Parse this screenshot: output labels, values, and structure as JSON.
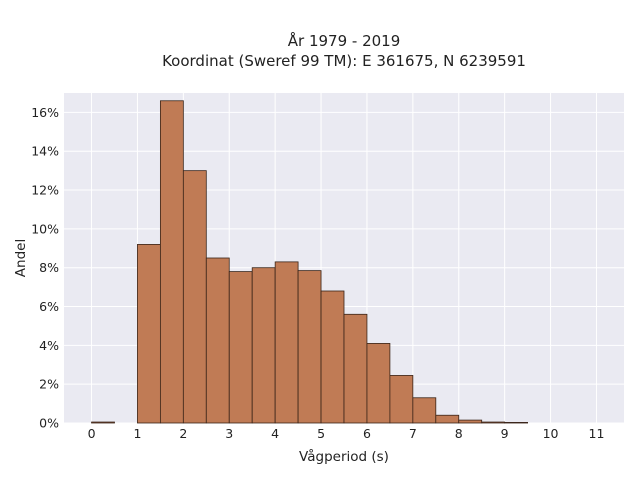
{
  "chart_data": {
    "type": "bar",
    "title_lines": [
      "År 1979 - 2019",
      "Koordinat (Sweref 99 TM): E 361675, N 6239591"
    ],
    "xlabel": "Vågperiod (s)",
    "ylabel": "Andel",
    "xlim": [
      -0.6,
      11.6
    ],
    "ylim": [
      0,
      17
    ],
    "x_ticks": [
      0,
      1,
      2,
      3,
      4,
      5,
      6,
      7,
      8,
      9,
      10,
      11
    ],
    "y_ticks": [
      0,
      2,
      4,
      6,
      8,
      10,
      12,
      14,
      16
    ],
    "y_tick_suffix": "%",
    "grid": true,
    "bin_width": 0.5,
    "bins": [
      {
        "start": 0.0,
        "value": 0.05
      },
      {
        "start": 1.0,
        "value": 9.2
      },
      {
        "start": 1.5,
        "value": 16.6
      },
      {
        "start": 2.0,
        "value": 13.0
      },
      {
        "start": 2.5,
        "value": 8.5
      },
      {
        "start": 3.0,
        "value": 7.8
      },
      {
        "start": 3.5,
        "value": 8.0
      },
      {
        "start": 4.0,
        "value": 8.3
      },
      {
        "start": 4.5,
        "value": 7.85
      },
      {
        "start": 5.0,
        "value": 6.8
      },
      {
        "start": 5.5,
        "value": 5.6
      },
      {
        "start": 6.0,
        "value": 4.1
      },
      {
        "start": 6.5,
        "value": 2.45
      },
      {
        "start": 7.0,
        "value": 1.3
      },
      {
        "start": 7.5,
        "value": 0.4
      },
      {
        "start": 8.0,
        "value": 0.15
      },
      {
        "start": 8.5,
        "value": 0.05
      },
      {
        "start": 9.0,
        "value": 0.03
      }
    ],
    "colors": {
      "bar_fill": "#c07b55",
      "bar_stroke": "#3a2418",
      "plot_background": "#eaeaf2",
      "grid": "#ffffff"
    }
  }
}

#####

◆ What to work on ◆
Transcribe the entries above verbatim, omitting their pictures.

◆ Answer ◆
Parse this screenshot: output labels, values, and structure as JSON.
{
  "chart_data": {
    "type": "bar",
    "title_lines": [
      "År 1979 - 2019",
      "Koordinat (Sweref 99 TM): E 361675, N 6239591"
    ],
    "xlabel": "Vågperiod (s)",
    "ylabel": "Andel",
    "xlim": [
      -0.6,
      11.6
    ],
    "ylim": [
      0,
      17
    ],
    "x_ticks": [
      0,
      1,
      2,
      3,
      4,
      5,
      6,
      7,
      8,
      9,
      10,
      11
    ],
    "y_ticks": [
      0,
      2,
      4,
      6,
      8,
      10,
      12,
      14,
      16
    ],
    "y_tick_suffix": "%",
    "grid": true,
    "bin_width": 0.5,
    "bins": [
      {
        "start": 0.0,
        "value": 0.05
      },
      {
        "start": 1.0,
        "value": 9.2
      },
      {
        "start": 1.5,
        "value": 16.6
      },
      {
        "start": 2.0,
        "value": 13.0
      },
      {
        "start": 2.5,
        "value": 8.5
      },
      {
        "start": 3.0,
        "value": 7.8
      },
      {
        "start": 3.5,
        "value": 8.0
      },
      {
        "start": 4.0,
        "value": 8.3
      },
      {
        "start": 4.5,
        "value": 7.85
      },
      {
        "start": 5.0,
        "value": 6.8
      },
      {
        "start": 5.5,
        "value": 5.6
      },
      {
        "start": 6.0,
        "value": 4.1
      },
      {
        "start": 6.5,
        "value": 2.45
      },
      {
        "start": 7.0,
        "value": 1.3
      },
      {
        "start": 7.5,
        "value": 0.4
      },
      {
        "start": 8.0,
        "value": 0.15
      },
      {
        "start": 8.5,
        "value": 0.05
      },
      {
        "start": 9.0,
        "value": 0.03
      }
    ],
    "colors": {
      "bar_fill": "#c07b55",
      "bar_stroke": "#3a2418",
      "plot_background": "#eaeaf2",
      "grid": "#ffffff"
    }
  }
}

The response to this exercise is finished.